▶ **Série d'exercices**
A. Reproduisez fidèlement le passage de la critique de Take Shelter qui commence à « Le film va suivre » et se termine à « la schizophrénie !). ».
B. Dans la critique de Take Shelter, relevez chacun des traits énumérés juste après les mots « de l'année : ».

▶ **Extrait du document**
*-*-*

Take Shelter endosse tout d'abord une coquille assez déplaisante. Profilé pour être le roi du fim indé américain de l'année : pas d'hystérie, un étalonnage super classe, des personnages taiseux, un montage sous Tranxène et une bande son qui te titille le boyau à coup d'infrabasses...
Le film va suivre son rythme monotone et monocorde sans heurter le spectateur (chaque perturbation, scène de conflit ou d'angoisse est bien balisée à l'avance et ne surprend jamais vraiment, ceci jusqu'aux deux twists gentillets qui n'en sont plus réellement.
Michael Shannon est toujours exemplaire, mais du coup il porte en lui les réminiscences d'un film plus détonnant et risqué, dans le même registre, "Bug". Le film de Friedkin manipulait le syndrome de "La Folie à deux" alors que "Take Shelter" n'en fait qu'un Twist incertain final, se permettant ainsi de jouer sur plusieurs tableaux à la manière d'un Einstein du cinéma quantique (le chat dans la boite, il est à la fois mort et vivant ! Voilà, on a la métaphore de la schizophrénie !).

*-*-*

▶ **Données fournies**
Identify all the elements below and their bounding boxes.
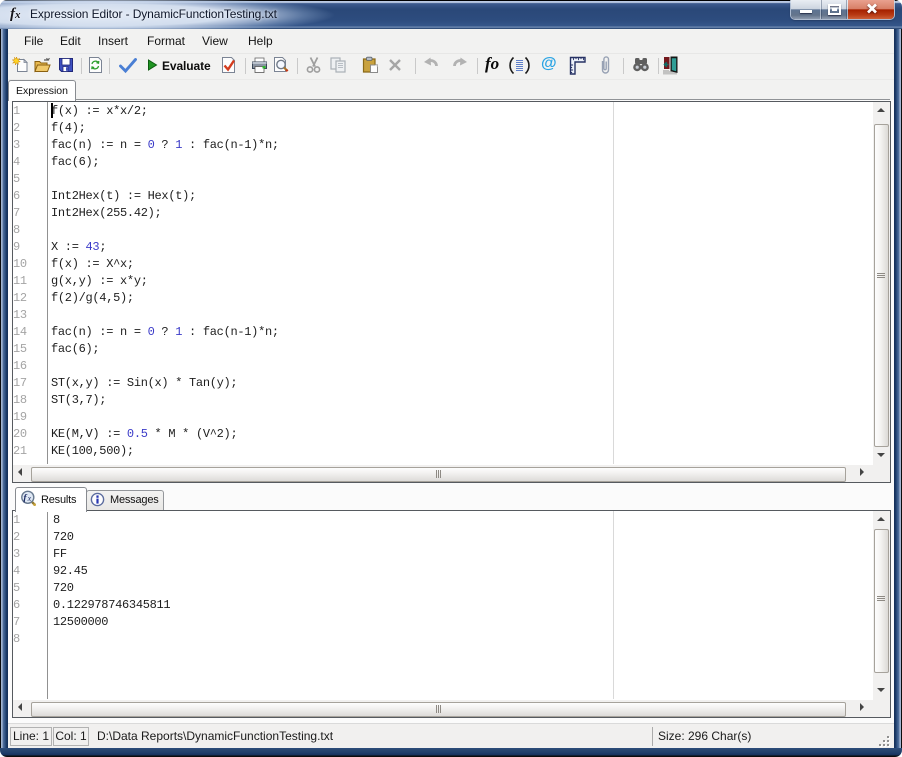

*-*-*

▶ **Résultats par tâche**
A.
Le film va suivre son rythme monotone et monocorde sans heurter le spectateur (chaque perturbation, scène de conflit ou d'angoisse est bien balisée à l'avance et ne surprend jamais vraiment, ceci jusqu'aux deux twists gentillets qui n'en sont plus réellement.
Michael Shannon est toujours exemplaire, mais du coup il porte en lui les réminiscences d'un film plus détonnant et risqué, dans le même registre, "Bug". Le film de Friedkin manipulait le syndrome de "La Folie à deux" alors que "Take Shelter" n'en fait qu'un Twist incertain final, se permettant ainsi de jouer sur plusieurs tableaux à la manière d'un Einstein du cinéma quantique (le chat dans la boite, il est à la fois mort et vivant ! Voilà, on a la métaphore de la schizophrénie !).

B.
- pas d'hystérie
- un étalonnage super classe
- des personnages taiseux
- un montage sous Tranxène
- une bande son qui te titille le boyau à coup d'infrabasses